| Task |
Retype the data that follows line by line, exactly, and leave its pictures out.

(Collected data entries)
☆ ☆ ☆

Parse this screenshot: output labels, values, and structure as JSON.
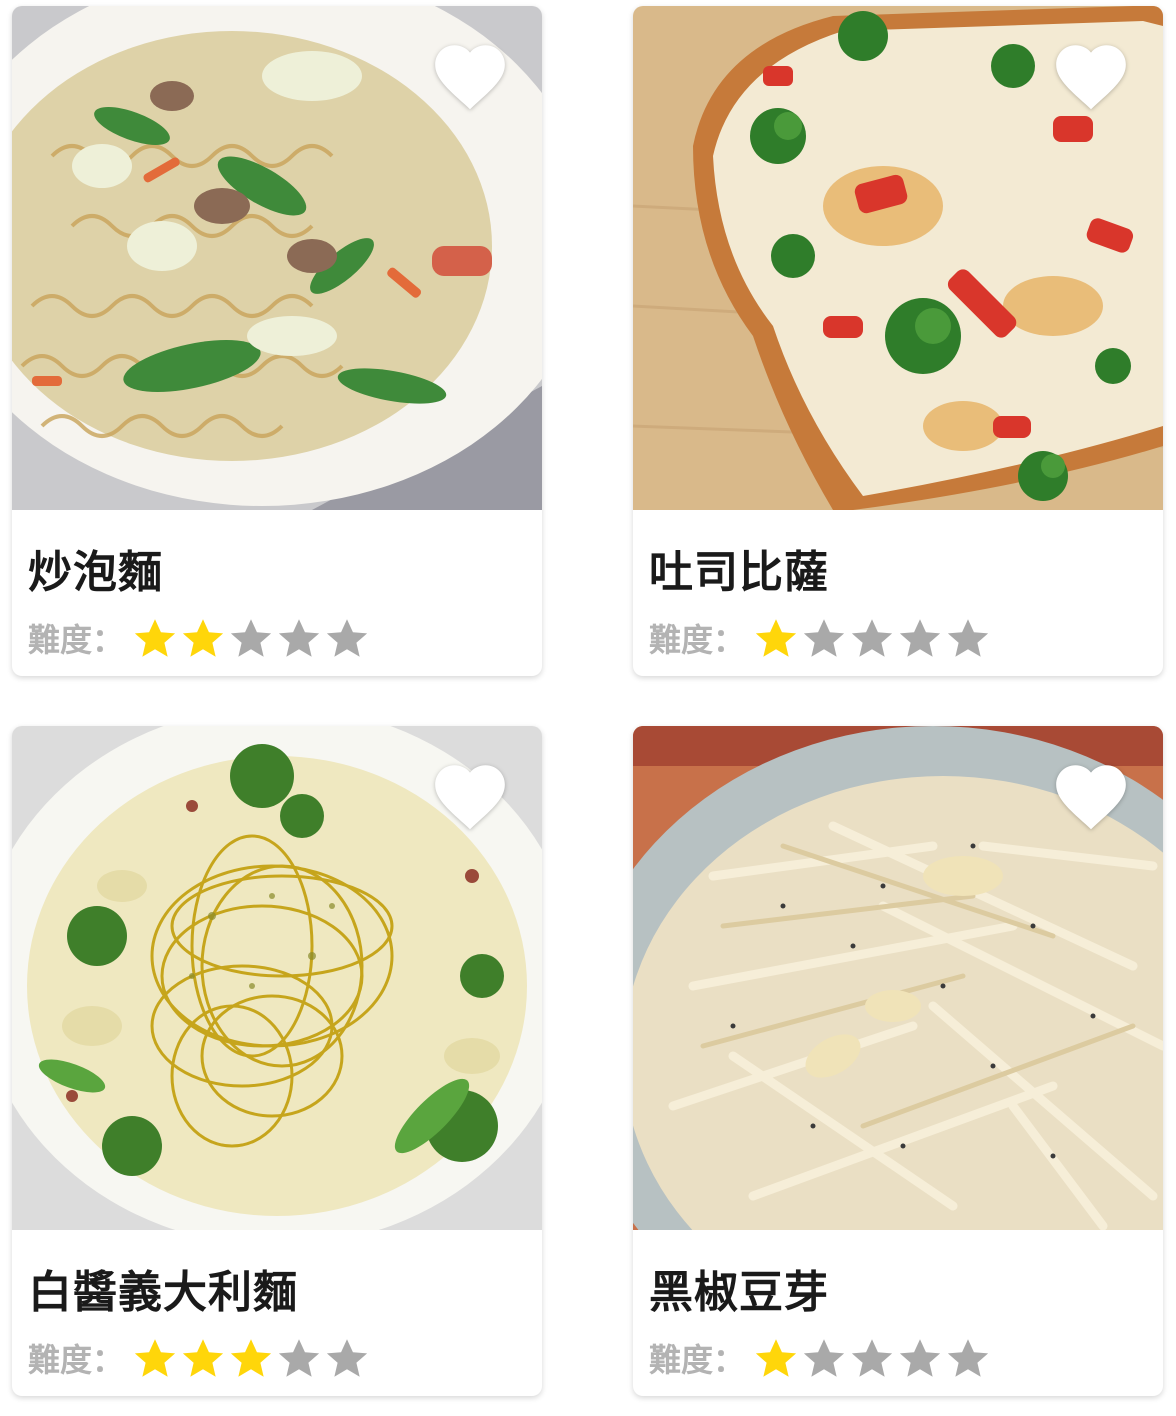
{
  "difficulty_label": "難度：",
  "colors": {
    "star_filled": "#ffd60a",
    "star_empty": "#a9a9a9",
    "heart": "#ffffff",
    "title": "#1a1a1a",
    "label": "#b3b3b3"
  },
  "recipes": [
    {
      "title": "炒泡麵",
      "difficulty": 2,
      "max_difficulty": 5,
      "photo": "stir-fried-instant-noodles-photo",
      "favorite_icon": "heart-icon"
    },
    {
      "title": "吐司比薩",
      "difficulty": 1,
      "max_difficulty": 5,
      "photo": "toast-pizza-photo",
      "favorite_icon": "heart-icon"
    },
    {
      "title": "白醬義大利麵",
      "difficulty": 3,
      "max_difficulty": 5,
      "photo": "cream-sauce-pasta-photo",
      "favorite_icon": "heart-icon"
    },
    {
      "title": "黑椒豆芽",
      "difficulty": 1,
      "max_difficulty": 5,
      "photo": "black-pepper-bean-sprouts-photo",
      "favorite_icon": "heart-icon"
    }
  ]
}
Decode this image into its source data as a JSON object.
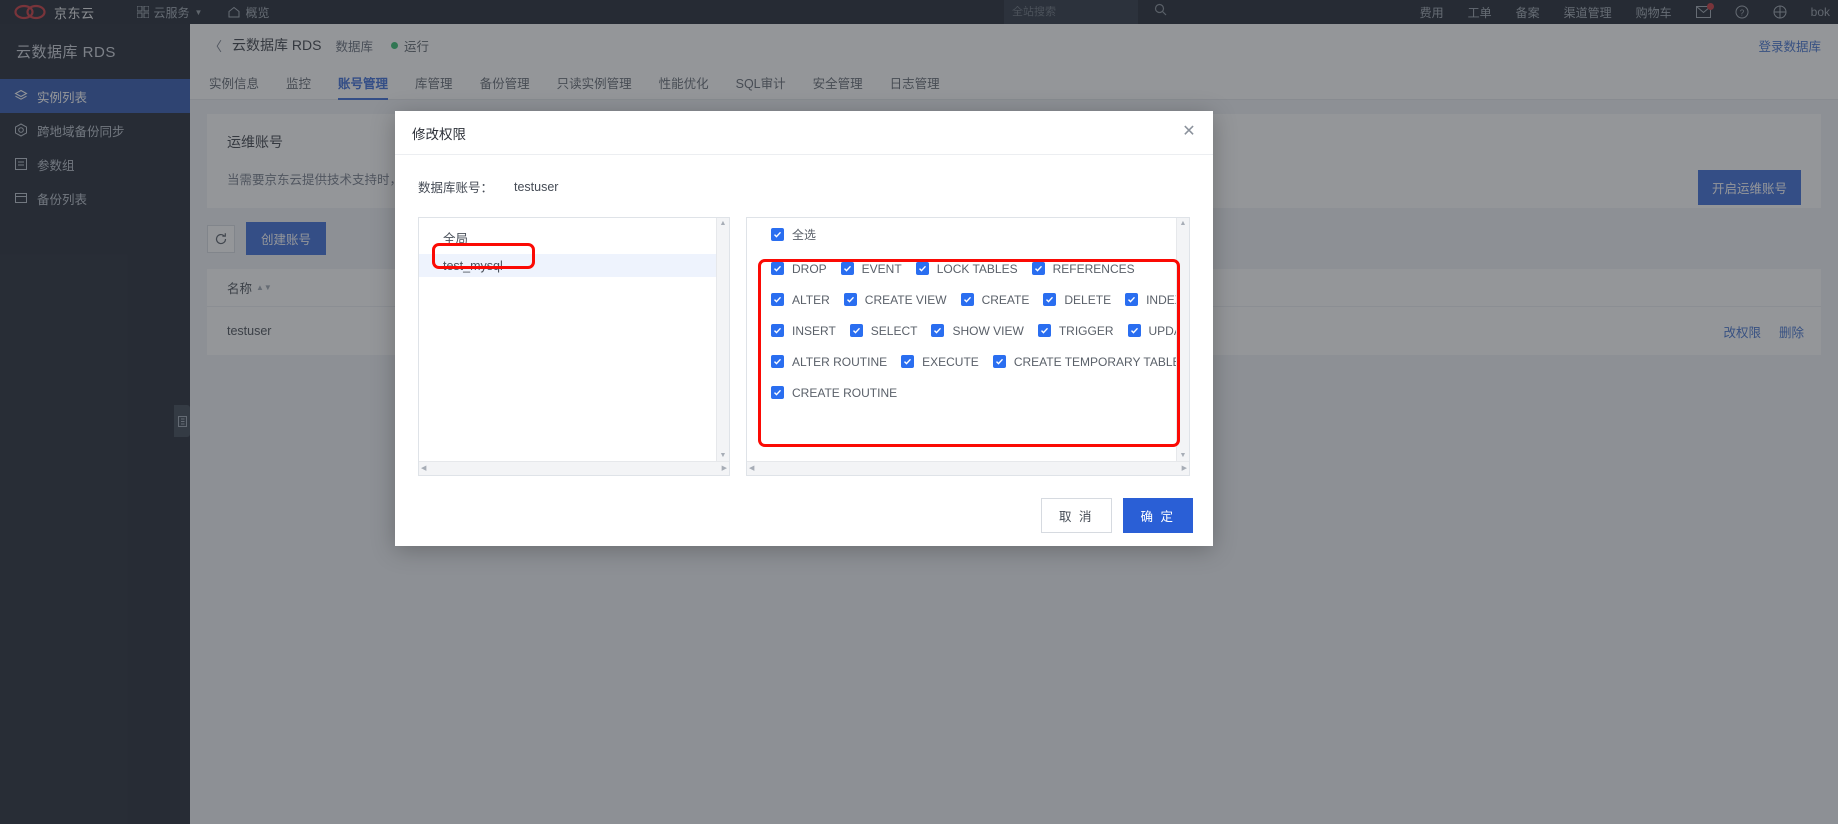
{
  "header": {
    "logo_text": "京东云",
    "nav": [
      {
        "label": "云服务",
        "icon": "grid-icon",
        "caret": true
      },
      {
        "label": "概览",
        "icon": "home-icon",
        "caret": false
      }
    ],
    "search_placeholder": "全站搜索",
    "right_links": [
      "费用",
      "工单",
      "备案",
      "渠道管理",
      "购物车"
    ],
    "icons": [
      "mail-icon",
      "help-icon",
      "globe-icon"
    ],
    "username": "bok"
  },
  "sidebar": {
    "title": "云数据库 RDS",
    "items": [
      {
        "label": "实例列表",
        "icon": "layers-icon",
        "active": true
      },
      {
        "label": "跨地域备份同步",
        "icon": "sync-icon",
        "active": false
      },
      {
        "label": "参数组",
        "icon": "params-icon",
        "active": false
      },
      {
        "label": "备份列表",
        "icon": "backup-icon",
        "active": false
      }
    ]
  },
  "breadcrumb": {
    "back": "〈",
    "main": "云数据库 RDS",
    "sub": "数据库",
    "status": "运行",
    "status_color": "#25b864",
    "login_link": "登录数据库"
  },
  "tabs": [
    {
      "label": "实例信息",
      "active": false
    },
    {
      "label": "监控",
      "active": false
    },
    {
      "label": "账号管理",
      "active": true
    },
    {
      "label": "库管理",
      "active": false
    },
    {
      "label": "备份管理",
      "active": false
    },
    {
      "label": "只读实例管理",
      "active": false
    },
    {
      "label": "性能优化",
      "active": false
    },
    {
      "label": "SQL审计",
      "active": false
    },
    {
      "label": "安全管理",
      "active": false
    },
    {
      "label": "日志管理",
      "active": false
    }
  ],
  "ops_panel": {
    "title": "运维账号",
    "desc": "当需要京东云提供技术支持时，您",
    "button": "开启运维账号"
  },
  "toolbar": {
    "refresh_icon": "refresh-icon",
    "create_label": "创建账号"
  },
  "table": {
    "columns": [
      "名称"
    ],
    "rows": [
      {
        "name": "testuser",
        "actions": [
          "改权限",
          "删除"
        ]
      }
    ]
  },
  "modal": {
    "title": "修改权限",
    "close_icon": "close-icon",
    "account_label": "数据库账号：",
    "account_value": "testuser",
    "left_pane": {
      "header": "全局",
      "items": [
        {
          "label": "test_mysql",
          "selected": true
        }
      ]
    },
    "right_pane": {
      "select_all_label": "全选",
      "select_all_checked": true,
      "permission_rows": [
        [
          "DROP",
          "EVENT",
          "LOCK TABLES",
          "REFERENCES"
        ],
        [
          "ALTER",
          "CREATE VIEW",
          "CREATE",
          "DELETE",
          "INDEX"
        ],
        [
          "INSERT",
          "SELECT",
          "SHOW VIEW",
          "TRIGGER",
          "UPDATE"
        ],
        [
          "ALTER ROUTINE",
          "EXECUTE",
          "CREATE TEMPORARY TABLES"
        ],
        [
          "CREATE ROUTINE"
        ]
      ]
    },
    "footer": {
      "cancel": "取 消",
      "confirm": "确 定"
    }
  },
  "colors": {
    "accent": "#2a5fd6",
    "checkbox": "#2a6ef0",
    "annotation": "#fb0a04",
    "status_ok": "#25b864"
  }
}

☆ ☆ ☆

| Written answer |
Parse this screenshot: output labels, values, and structure as JSON.
{
  "difficulty_label": "難度：",
  "colors": {
    "star_filled": "#ffd60a",
    "star_empty": "#a9a9a9",
    "heart": "#ffffff",
    "title": "#1a1a1a",
    "label": "#b3b3b3"
  },
  "recipes": [
    {
      "title": "炒泡麵",
      "difficulty": 2,
      "max_difficulty": 5,
      "photo": "stir-fried-instant-noodles-photo",
      "favorite_icon": "heart-icon"
    },
    {
      "title": "吐司比薩",
      "difficulty": 1,
      "max_difficulty": 5,
      "photo": "toast-pizza-photo",
      "favorite_icon": "heart-icon"
    },
    {
      "title": "白醬義大利麵",
      "difficulty": 3,
      "max_difficulty": 5,
      "photo": "cream-sauce-pasta-photo",
      "favorite_icon": "heart-icon"
    },
    {
      "title": "黑椒豆芽",
      "difficulty": 1,
      "max_difficulty": 5,
      "photo": "black-pepper-bean-sprouts-photo",
      "favorite_icon": "heart-icon"
    }
  ]
}
Decode this image into its source data as a JSON object.
{
  "header": {
    "logo_text": "京东云",
    "nav": [
      {
        "label": "云服务",
        "icon": "grid-icon",
        "caret": true
      },
      {
        "label": "概览",
        "icon": "home-icon",
        "caret": false
      }
    ],
    "search_placeholder": "全站搜索",
    "right_links": [
      "费用",
      "工单",
      "备案",
      "渠道管理",
      "购物车"
    ],
    "icons": [
      "mail-icon",
      "help-icon",
      "globe-icon"
    ],
    "username": "bok"
  },
  "sidebar": {
    "title": "云数据库 RDS",
    "items": [
      {
        "label": "实例列表",
        "icon": "layers-icon",
        "active": true
      },
      {
        "label": "跨地域备份同步",
        "icon": "sync-icon",
        "active": false
      },
      {
        "label": "参数组",
        "icon": "params-icon",
        "active": false
      },
      {
        "label": "备份列表",
        "icon": "backup-icon",
        "active": false
      }
    ]
  },
  "breadcrumb": {
    "back": "〈",
    "main": "云数据库 RDS",
    "sub": "数据库",
    "status": "运行",
    "status_color": "#25b864",
    "login_link": "登录数据库"
  },
  "tabs": [
    {
      "label": "实例信息",
      "active": false
    },
    {
      "label": "监控",
      "active": false
    },
    {
      "label": "账号管理",
      "active": true
    },
    {
      "label": "库管理",
      "active": false
    },
    {
      "label": "备份管理",
      "active": false
    },
    {
      "label": "只读实例管理",
      "active": false
    },
    {
      "label": "性能优化",
      "active": false
    },
    {
      "label": "SQL审计",
      "active": false
    },
    {
      "label": "安全管理",
      "active": false
    },
    {
      "label": "日志管理",
      "active": false
    }
  ],
  "ops_panel": {
    "title": "运维账号",
    "desc": "当需要京东云提供技术支持时，您",
    "button": "开启运维账号"
  },
  "toolbar": {
    "refresh_icon": "refresh-icon",
    "create_label": "创建账号"
  },
  "table": {
    "columns": [
      "名称"
    ],
    "rows": [
      {
        "name": "testuser",
        "actions": [
          "改权限",
          "删除"
        ]
      }
    ]
  },
  "modal": {
    "title": "修改权限",
    "close_icon": "close-icon",
    "account_label": "数据库账号：",
    "account_value": "testuser",
    "left_pane": {
      "header": "全局",
      "items": [
        {
          "label": "test_mysql",
          "selected": true
        }
      ]
    },
    "right_pane": {
      "select_all_label": "全选",
      "select_all_checked": true,
      "permission_rows": [
        [
          "DROP",
          "EVENT",
          "LOCK TABLES",
          "REFERENCES"
        ],
        [
          "ALTER",
          "CREATE VIEW",
          "CREATE",
          "DELETE",
          "INDEX"
        ],
        [
          "INSERT",
          "SELECT",
          "SHOW VIEW",
          "TRIGGER",
          "UPDATE"
        ],
        [
          "ALTER ROUTINE",
          "EXECUTE",
          "CREATE TEMPORARY TABLES"
        ],
        [
          "CREATE ROUTINE"
        ]
      ]
    },
    "footer": {
      "cancel": "取 消",
      "confirm": "确 定"
    }
  },
  "colors": {
    "accent": "#2a5fd6",
    "checkbox": "#2a6ef0",
    "annotation": "#fb0a04",
    "status_ok": "#25b864"
  }
}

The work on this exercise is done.